[Extracted data entries]
┌────────

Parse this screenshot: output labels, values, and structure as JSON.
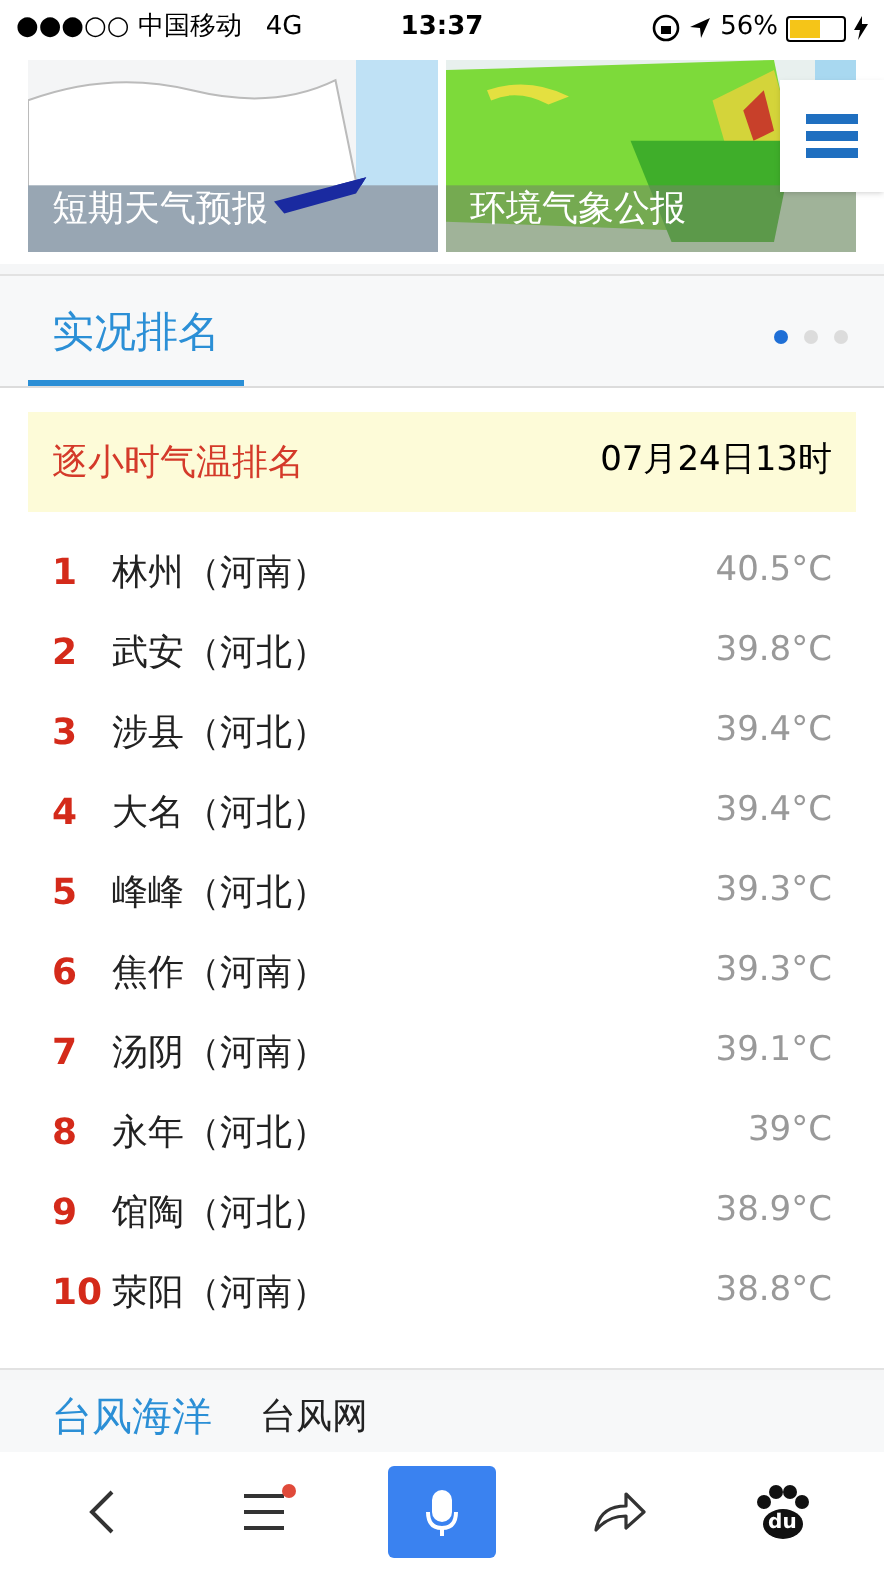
{
  "status_bar": {
    "carrier": "●●●○○ 中国移动",
    "network": "4G",
    "time": "13:37",
    "battery": "56%"
  },
  "map_cards": [
    {
      "caption": "短期天气预报",
      "kind": "picture"
    },
    {
      "caption": "环境气象公报",
      "kind": "picture"
    }
  ],
  "section": {
    "tab": {
      "label": "实况排名",
      "selected": true
    },
    "pages": [
      {
        "selected": true
      },
      {
        "selected": false
      },
      {
        "selected": false
      }
    ]
  },
  "ranking": {
    "title": "逐小时气温排名",
    "time": "07月24日13时",
    "rows": [
      {
        "rank": "1",
        "place": "林州（河南）",
        "temp": "40.5°C"
      },
      {
        "rank": "2",
        "place": "武安（河北）",
        "temp": "39.8°C"
      },
      {
        "rank": "3",
        "place": "涉县（河北）",
        "temp": "39.4°C"
      },
      {
        "rank": "4",
        "place": "大名（河北）",
        "temp": "39.4°C"
      },
      {
        "rank": "5",
        "place": "峰峰（河北）",
        "temp": "39.3°C"
      },
      {
        "rank": "6",
        "place": "焦作（河南）",
        "temp": "39.3°C"
      },
      {
        "rank": "7",
        "place": "汤阴（河南）",
        "temp": "39.1°C"
      },
      {
        "rank": "8",
        "place": "永年（河北）",
        "temp": "39°C"
      },
      {
        "rank": "9",
        "place": "馆陶（河北）",
        "temp": "38.9°C"
      },
      {
        "rank": "10",
        "place": "荥阳（河南）",
        "temp": "38.8°C"
      }
    ]
  },
  "bottom_section": {
    "title": "台风海洋",
    "link": "台风网"
  },
  "toolbar": {
    "menu_badge": true,
    "logo_text": "du"
  }
}
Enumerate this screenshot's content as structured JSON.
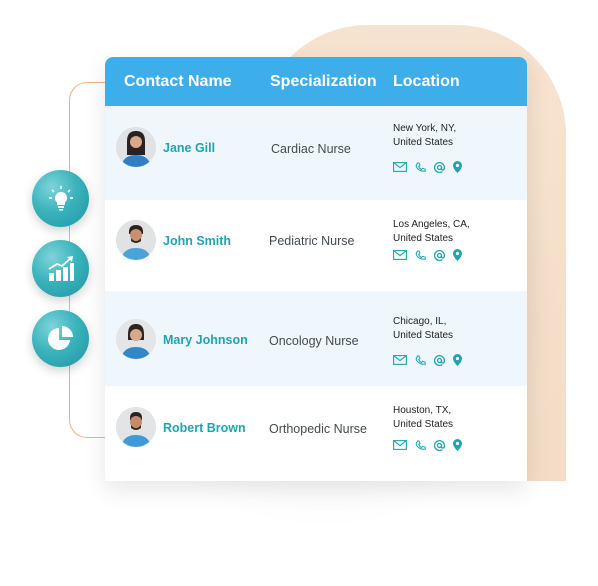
{
  "table": {
    "headers": {
      "contact_name": "Contact Name",
      "specialization": "Specialization",
      "location": "Location"
    },
    "rows": [
      {
        "name": "Jane Gill",
        "specialization": "Cardiac Nurse",
        "location_line1": "New York, NY,",
        "location_line2": "United States"
      },
      {
        "name": "John Smith",
        "specialization": "Pediatric Nurse",
        "location_line1": "Los Angeles, CA,",
        "location_line2": "United States"
      },
      {
        "name": "Mary Johnson",
        "specialization": "Oncology Nurse",
        "location_line1": "Chicago, IL,",
        "location_line2": "United States"
      },
      {
        "name": "Robert Brown",
        "specialization": "Orthopedic Nurse",
        "location_line1": "Houston, TX,",
        "location_line2": "United States"
      }
    ],
    "contact_icons": [
      "mail-icon",
      "phone-icon",
      "at-sign-icon",
      "map-pin-icon"
    ]
  },
  "side_bubbles": [
    "lightbulb-icon",
    "growth-chart-icon",
    "pie-chart-icon"
  ],
  "colors": {
    "header_bg": "#3daee9",
    "name_text": "#22a3b1",
    "icon_teal": "#22a3b1",
    "alt_row_bg": "#eff7fd",
    "peach_bg": "#f6e3cf",
    "connector": "#eab48e"
  }
}
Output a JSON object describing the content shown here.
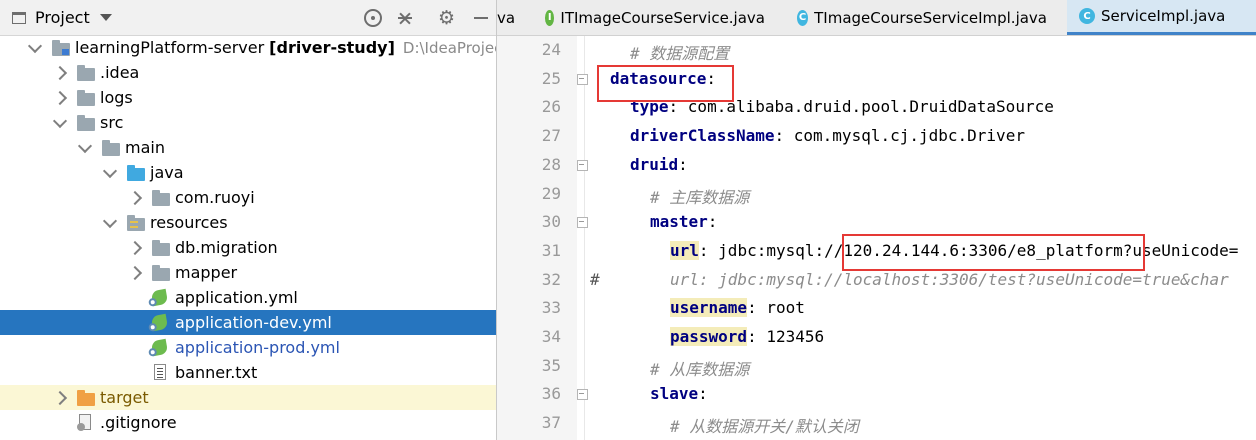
{
  "project_panel": {
    "title": "Project",
    "toolbar_icons": [
      "target-icon",
      "collapse-icon",
      "gear-icon",
      "hide-icon"
    ],
    "tree": [
      {
        "label": "learningPlatform-server",
        "branch": "[driver-study]",
        "path": "D:\\IdeaProjects\\xmjdt",
        "depth": 0,
        "expand": "down",
        "icon": "module"
      },
      {
        "label": ".idea",
        "depth": 1,
        "expand": "right",
        "icon": "folder"
      },
      {
        "label": "logs",
        "depth": 1,
        "expand": "right",
        "icon": "folder"
      },
      {
        "label": "src",
        "depth": 1,
        "expand": "down",
        "icon": "folder"
      },
      {
        "label": "main",
        "depth": 2,
        "expand": "down",
        "icon": "folder"
      },
      {
        "label": "java",
        "depth": 3,
        "expand": "down",
        "icon": "src-folder"
      },
      {
        "label": "com.ruoyi",
        "depth": 4,
        "expand": "right",
        "icon": "folder"
      },
      {
        "label": "resources",
        "depth": 3,
        "expand": "down",
        "icon": "res-folder"
      },
      {
        "label": "db.migration",
        "depth": 4,
        "expand": "right",
        "icon": "folder"
      },
      {
        "label": "mapper",
        "depth": 4,
        "expand": "right",
        "icon": "folder"
      },
      {
        "label": "application.yml",
        "depth": 4,
        "expand": "none",
        "icon": "yml"
      },
      {
        "label": "application-dev.yml",
        "depth": 4,
        "expand": "none",
        "icon": "yml",
        "state": "selected"
      },
      {
        "label": "application-prod.yml",
        "depth": 4,
        "expand": "none",
        "icon": "yml",
        "color": "#2b55b4"
      },
      {
        "label": "banner.txt",
        "depth": 4,
        "expand": "none",
        "icon": "txt"
      },
      {
        "label": "target",
        "depth": 1,
        "expand": "right",
        "icon": "target-folder",
        "state": "excluded",
        "color": "#7a5a00"
      },
      {
        "label": ".gitignore",
        "depth": 1,
        "expand": "none",
        "icon": "git"
      }
    ]
  },
  "editor": {
    "tabs": [
      {
        "label": "va",
        "icon": "",
        "partial": true
      },
      {
        "label": "ITImageCourseService.java",
        "icon": "I",
        "icon_color": "#62b543"
      },
      {
        "label": "TImageCourseServiceImpl.java",
        "icon": "C",
        "icon_color": "#40b6e0"
      },
      {
        "label": "ServiceImpl.java",
        "icon": "C",
        "icon_color": "#40b6e0",
        "active": true
      }
    ],
    "lines": [
      {
        "n": "24",
        "indent": 1,
        "parts": [
          {
            "t": "# 数据源配置",
            "c": "cmt"
          }
        ]
      },
      {
        "n": "25",
        "indent": 0,
        "parts": [
          {
            "t": "datasource",
            "c": "key"
          },
          {
            "t": ":",
            "c": "val"
          }
        ],
        "fold": true
      },
      {
        "n": "26",
        "indent": 1,
        "parts": [
          {
            "t": "type",
            "c": "key"
          },
          {
            "t": ": com.alibaba.druid.pool.DruidDataSource",
            "c": "val"
          }
        ]
      },
      {
        "n": "27",
        "indent": 1,
        "parts": [
          {
            "t": "driverClassName",
            "c": "key"
          },
          {
            "t": ": com.mysql.cj.jdbc.Driver",
            "c": "val"
          }
        ]
      },
      {
        "n": "28",
        "indent": 1,
        "parts": [
          {
            "t": "druid",
            "c": "key"
          },
          {
            "t": ":",
            "c": "val"
          }
        ],
        "fold": true
      },
      {
        "n": "29",
        "indent": 2,
        "parts": [
          {
            "t": "# 主库数据源",
            "c": "cmt"
          }
        ]
      },
      {
        "n": "30",
        "indent": 2,
        "parts": [
          {
            "t": "master",
            "c": "key"
          },
          {
            "t": ":",
            "c": "val"
          }
        ],
        "fold": true
      },
      {
        "n": "31",
        "indent": 3,
        "parts": [
          {
            "t": "url",
            "c": "key hlkey"
          },
          {
            "t": ": jdbc:mysql://",
            "c": "val"
          },
          {
            "t": "120.24.144.6:3306/e8_platform",
            "c": "val"
          },
          {
            "t": "?useUnicode=",
            "c": "val"
          }
        ]
      },
      {
        "n": "32",
        "indent": 3,
        "parts": [
          {
            "t": " url: jdbc:mysql://localhost:3306/test?useUnicode=true&char",
            "c": "cmt"
          }
        ],
        "hash": "#"
      },
      {
        "n": "33",
        "indent": 3,
        "parts": [
          {
            "t": "username",
            "c": "key hlkey"
          },
          {
            "t": ": root",
            "c": "val"
          }
        ]
      },
      {
        "n": "34",
        "indent": 3,
        "parts": [
          {
            "t": "password",
            "c": "key hlkey"
          },
          {
            "t": ": 123456",
            "c": "val"
          }
        ]
      },
      {
        "n": "35",
        "indent": 2,
        "parts": [
          {
            "t": "# 从库数据源",
            "c": "cmt"
          }
        ]
      },
      {
        "n": "36",
        "indent": 2,
        "parts": [
          {
            "t": "slave",
            "c": "key"
          },
          {
            "t": ":",
            "c": "val"
          }
        ],
        "fold": true
      },
      {
        "n": "37",
        "indent": 3,
        "parts": [
          {
            "t": "# 从数据源开关/默认关闭",
            "c": "cmt"
          }
        ]
      }
    ]
  }
}
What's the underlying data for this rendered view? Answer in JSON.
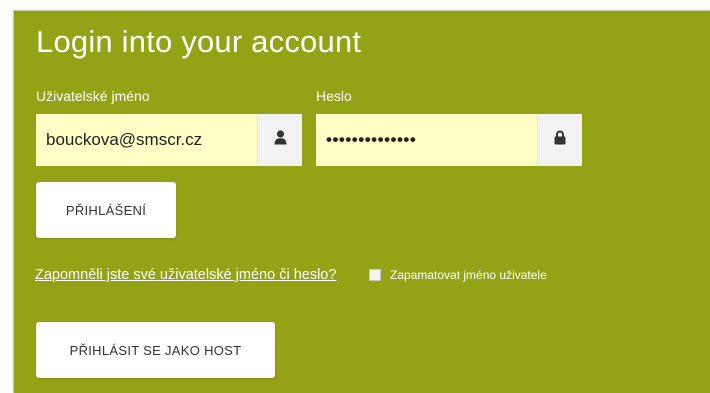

└────────

- _Goal_:
Of the lines in the material, how many contain the word "JSON"? Reply with the number and nothing else.

- _Expected answer_:
4